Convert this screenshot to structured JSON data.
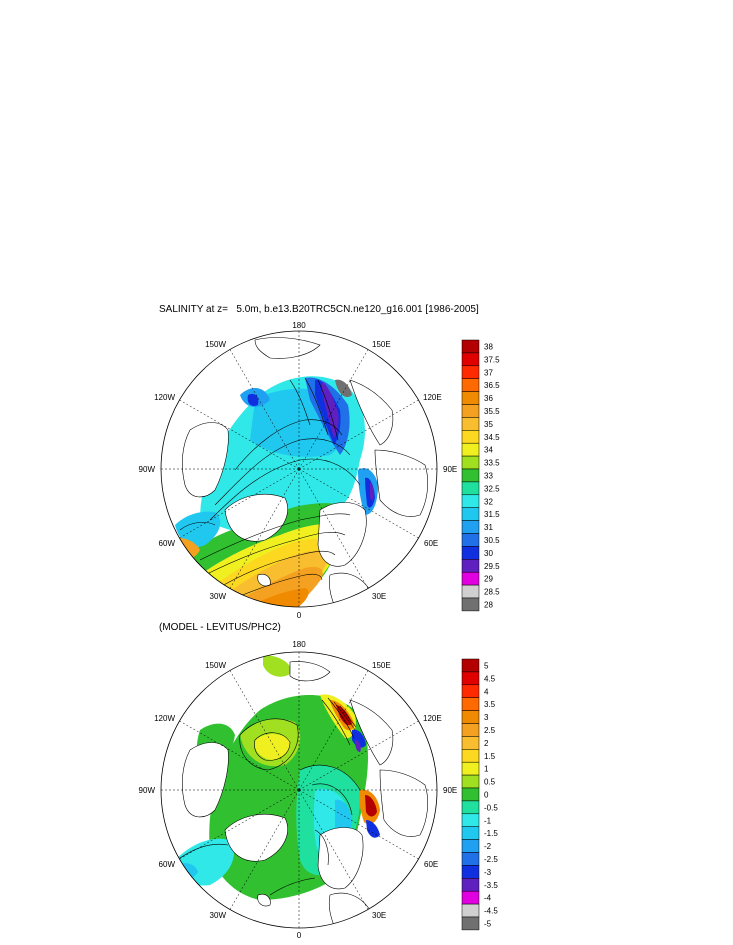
{
  "panels": [
    {
      "title": "SALINITY at z=   5.0m, b.e13.B20TRC5CN.ne120_g16.001 [1986-2005]",
      "longitude_labels": [
        "180",
        "150E",
        "120E",
        "90E",
        "60E",
        "30E",
        "0",
        "30W",
        "60W",
        "90W",
        "120W",
        "150W"
      ],
      "colorbar": {
        "labels": [
          "38",
          "37.5",
          "37",
          "36.5",
          "36",
          "35.5",
          "35",
          "34.5",
          "34",
          "33.5",
          "33",
          "32.5",
          "32",
          "31.5",
          "31",
          "30.5",
          "30",
          "29.5",
          "29",
          "28.5",
          "28"
        ],
        "colors": [
          "#b30000",
          "#e00000",
          "#ff2a00",
          "#ff6a00",
          "#f08a00",
          "#f4a020",
          "#f8be30",
          "#fcd820",
          "#f0f020",
          "#a0e020",
          "#30c030",
          "#20e0a0",
          "#30e8e8",
          "#20c8f0",
          "#20a0f0",
          "#2070e8",
          "#1030e0",
          "#6020c0",
          "#e000e0",
          "#d0d0d0",
          "#707070"
        ]
      }
    },
    {
      "title": "(MODEL - LEVITUS/PHC2)",
      "longitude_labels": [
        "180",
        "150E",
        "120E",
        "90E",
        "60E",
        "30E",
        "0",
        "30W",
        "60W",
        "90W",
        "120W",
        "150W"
      ],
      "colorbar": {
        "labels": [
          "5",
          "4.5",
          "4",
          "3.5",
          "3",
          "2.5",
          "2",
          "1.5",
          "1",
          "0.5",
          "0",
          "-0.5",
          "-1",
          "-1.5",
          "-2",
          "-2.5",
          "-3",
          "-3.5",
          "-4",
          "-4.5",
          "-5"
        ],
        "colors": [
          "#b30000",
          "#e00000",
          "#ff2a00",
          "#ff6a00",
          "#f08a00",
          "#f4a020",
          "#f8be30",
          "#fcd820",
          "#f0f020",
          "#a0e020",
          "#30c030",
          "#20e0a0",
          "#30e8e8",
          "#20c8f0",
          "#20a0f0",
          "#2070e8",
          "#1030e0",
          "#6020c0",
          "#e000e0",
          "#d0d0d0",
          "#707070"
        ]
      }
    }
  ]
}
# # # # #
Pick out the lines that have the word "title". Copy them all.

      "title": "SALINITY at z=   5.0m, b.e13.B20TRC5CN.ne120_g16.001 [1986-2005]",
      "title": "(MODEL - LEVITUS/PHC2)",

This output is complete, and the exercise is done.